Start Given entries
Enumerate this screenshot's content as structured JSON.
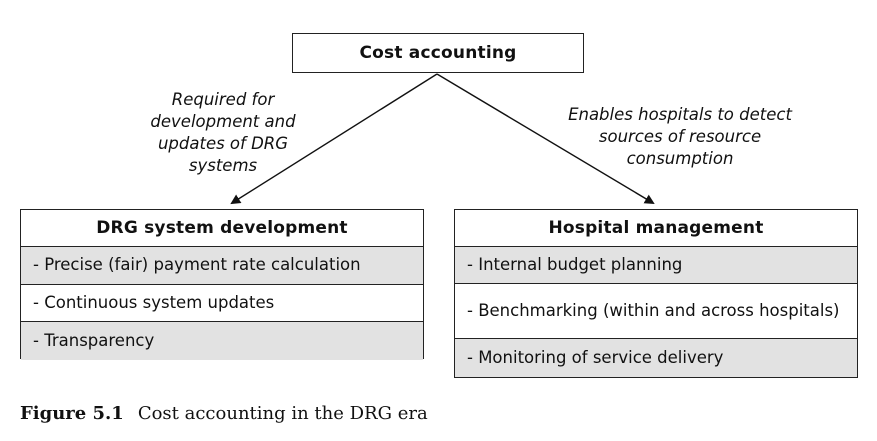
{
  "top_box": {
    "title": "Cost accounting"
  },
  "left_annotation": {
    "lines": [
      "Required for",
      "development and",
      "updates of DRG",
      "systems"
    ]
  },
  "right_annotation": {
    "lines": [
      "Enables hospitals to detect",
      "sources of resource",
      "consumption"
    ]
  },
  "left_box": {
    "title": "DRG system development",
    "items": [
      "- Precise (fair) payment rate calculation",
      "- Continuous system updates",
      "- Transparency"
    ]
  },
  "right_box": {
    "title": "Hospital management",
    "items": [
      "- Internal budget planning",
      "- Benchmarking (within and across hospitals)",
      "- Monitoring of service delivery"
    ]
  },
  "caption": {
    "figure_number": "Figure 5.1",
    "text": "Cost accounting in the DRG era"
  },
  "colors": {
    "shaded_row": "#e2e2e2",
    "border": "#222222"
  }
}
End Given entries
Start Given entries
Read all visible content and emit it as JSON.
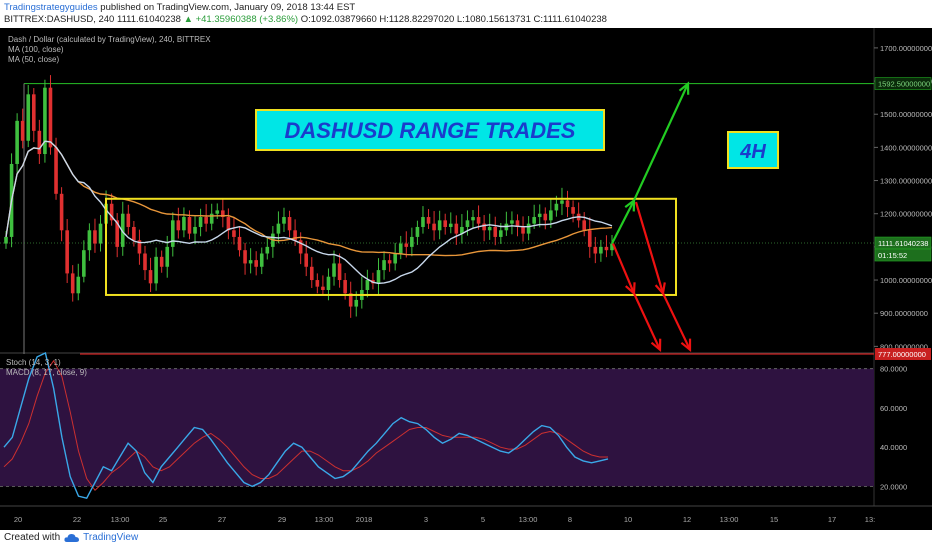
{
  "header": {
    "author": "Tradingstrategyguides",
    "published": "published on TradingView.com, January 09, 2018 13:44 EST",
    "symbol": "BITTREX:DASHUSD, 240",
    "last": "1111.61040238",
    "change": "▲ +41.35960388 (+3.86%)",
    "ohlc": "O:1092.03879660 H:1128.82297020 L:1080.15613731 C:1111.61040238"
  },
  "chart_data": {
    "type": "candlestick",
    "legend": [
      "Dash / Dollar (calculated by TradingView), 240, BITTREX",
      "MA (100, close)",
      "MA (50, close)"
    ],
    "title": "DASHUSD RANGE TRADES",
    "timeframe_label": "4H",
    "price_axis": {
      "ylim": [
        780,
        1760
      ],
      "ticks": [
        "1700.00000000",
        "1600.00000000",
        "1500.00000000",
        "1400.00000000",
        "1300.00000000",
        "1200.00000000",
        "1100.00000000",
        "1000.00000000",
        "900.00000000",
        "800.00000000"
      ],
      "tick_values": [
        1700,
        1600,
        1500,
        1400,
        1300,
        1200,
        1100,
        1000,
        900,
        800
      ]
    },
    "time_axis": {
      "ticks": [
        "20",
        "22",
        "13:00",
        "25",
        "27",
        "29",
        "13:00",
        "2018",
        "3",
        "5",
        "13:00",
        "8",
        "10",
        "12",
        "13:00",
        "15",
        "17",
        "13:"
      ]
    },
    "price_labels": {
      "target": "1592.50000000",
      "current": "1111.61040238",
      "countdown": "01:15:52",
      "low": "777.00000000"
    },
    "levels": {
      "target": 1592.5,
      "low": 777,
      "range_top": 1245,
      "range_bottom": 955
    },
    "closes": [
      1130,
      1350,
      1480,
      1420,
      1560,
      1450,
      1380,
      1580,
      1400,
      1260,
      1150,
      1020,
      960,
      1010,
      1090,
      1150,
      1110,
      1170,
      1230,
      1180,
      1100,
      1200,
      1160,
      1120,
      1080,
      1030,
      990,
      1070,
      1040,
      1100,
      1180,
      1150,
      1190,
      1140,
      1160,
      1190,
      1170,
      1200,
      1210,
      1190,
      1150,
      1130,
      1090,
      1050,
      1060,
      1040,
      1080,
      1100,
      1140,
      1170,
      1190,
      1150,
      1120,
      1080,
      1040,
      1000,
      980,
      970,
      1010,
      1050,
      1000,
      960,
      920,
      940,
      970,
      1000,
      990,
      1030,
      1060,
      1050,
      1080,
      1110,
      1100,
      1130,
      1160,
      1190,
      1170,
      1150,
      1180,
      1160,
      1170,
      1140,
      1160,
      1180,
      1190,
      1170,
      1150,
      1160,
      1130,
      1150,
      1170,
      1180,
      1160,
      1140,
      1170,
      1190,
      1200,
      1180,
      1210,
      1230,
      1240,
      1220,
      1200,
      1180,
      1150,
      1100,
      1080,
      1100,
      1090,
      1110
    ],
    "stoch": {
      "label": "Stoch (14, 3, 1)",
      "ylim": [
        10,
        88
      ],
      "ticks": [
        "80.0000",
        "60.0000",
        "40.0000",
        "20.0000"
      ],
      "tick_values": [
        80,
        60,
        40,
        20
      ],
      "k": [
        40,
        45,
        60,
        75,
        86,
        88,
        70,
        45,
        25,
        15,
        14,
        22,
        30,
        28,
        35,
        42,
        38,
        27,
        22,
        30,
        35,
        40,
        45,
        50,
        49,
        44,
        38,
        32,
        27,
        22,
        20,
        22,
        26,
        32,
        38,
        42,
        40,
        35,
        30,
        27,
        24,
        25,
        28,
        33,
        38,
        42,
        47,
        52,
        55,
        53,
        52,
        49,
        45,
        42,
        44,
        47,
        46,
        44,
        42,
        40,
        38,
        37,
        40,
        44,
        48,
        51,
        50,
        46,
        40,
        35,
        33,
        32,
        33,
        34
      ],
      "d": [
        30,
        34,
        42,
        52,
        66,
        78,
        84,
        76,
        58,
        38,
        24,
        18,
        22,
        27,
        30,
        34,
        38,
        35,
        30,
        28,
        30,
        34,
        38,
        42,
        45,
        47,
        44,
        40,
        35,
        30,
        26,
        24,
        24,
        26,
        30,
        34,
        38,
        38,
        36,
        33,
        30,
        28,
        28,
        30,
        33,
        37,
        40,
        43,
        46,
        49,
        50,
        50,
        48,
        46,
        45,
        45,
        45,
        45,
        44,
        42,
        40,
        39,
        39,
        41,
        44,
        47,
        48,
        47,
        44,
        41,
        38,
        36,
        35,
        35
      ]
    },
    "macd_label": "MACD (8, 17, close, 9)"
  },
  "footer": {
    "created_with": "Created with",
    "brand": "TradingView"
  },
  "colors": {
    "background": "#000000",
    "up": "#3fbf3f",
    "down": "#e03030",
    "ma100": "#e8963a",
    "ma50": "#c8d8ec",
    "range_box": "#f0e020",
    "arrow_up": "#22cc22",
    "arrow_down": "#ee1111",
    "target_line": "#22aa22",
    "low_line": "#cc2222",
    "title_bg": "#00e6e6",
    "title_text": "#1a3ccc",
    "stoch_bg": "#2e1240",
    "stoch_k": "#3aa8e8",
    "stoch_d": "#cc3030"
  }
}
End Given entries
▶ _Problem_:
Check each line of the records for the word "DASHUSD" and extract those that contain it.

▶ _Response for this exercise_:
    "symbol": "BITTREX:DASHUSD, 240",
    "title": "DASHUSD RANGE TRADES",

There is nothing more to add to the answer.